■ EXERCISE INSTRUCTIONS
Reproduce word for word the passage of the article on successful aging that begins with the words "However, it also" and ends with "that even possible?".

■ DOCUMENT EXCERPT
★ ★ ★ ★

Successful Aging: How Your 50s, 60s and 70s Can Be Your Best Years
Kelly Walters
The large sanctuary of the church was already full ten minutes before the service. The guest of honor was not a celebrity or a young motivational speaker. She had turned ninety only a few weeks earlier and then passed away in her sleep. Those gathered to celebrate included her still-vibrant, though aging, ninety-two-year-old husband, and family members from four generations.
However, it also included hundreds of people from various ages and walks of life. What was it that caused her and her husband to have such a following at an age when most people stagnate and isolate? It seems that they had found some keys to successful aging. In many ways, their later years were their best!I recently read the proposition that our three most fruitful decades could be our fifties, sixties, and seventies. Is that true? Is that even possible?
We live in a culture that idolizes youth, physical fitness, fame, and achievement. The not-so-subtle message that many of us internalize is this: “As I age, my value as a person is on a steep path of depreciation, never to get better. So, perhaps as I get older, less physically able, and way past my potential to be a hip YouTube influencer. As I continue aging, I must resign myself to be put out to pasture and await the inevitable decline in connection or purpose. I can only hope I will have enough money to be comfortable.”

★ ★ ★ ★

■ SUPPLIED MATERIAL
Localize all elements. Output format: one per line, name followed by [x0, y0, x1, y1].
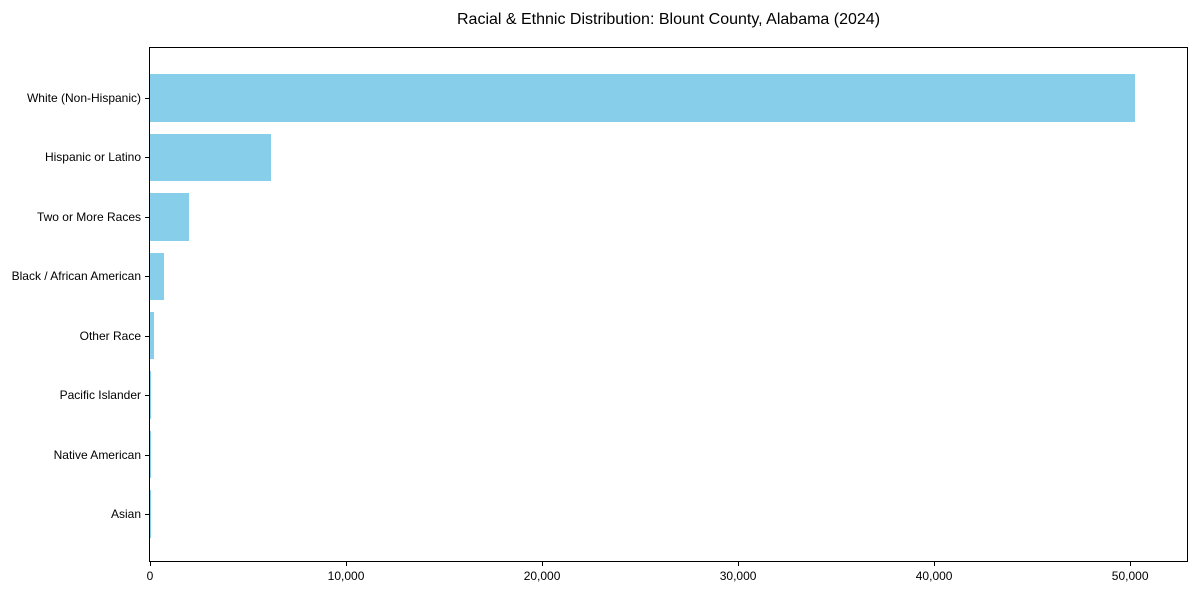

★ ★ ★ ★

■ THE RESPONSE
However, it also included hundreds of people from various ages and walks of life. What was it that caused her and her husband to have such a following at an age when most people stagnate and isolate? It seems that they had found some keys to successful aging. In many ways, their later years were their best!I recently read the proposition that our three most fruitful decades could be our fifties, sixties, and seventies. Is that true? Is that even possible?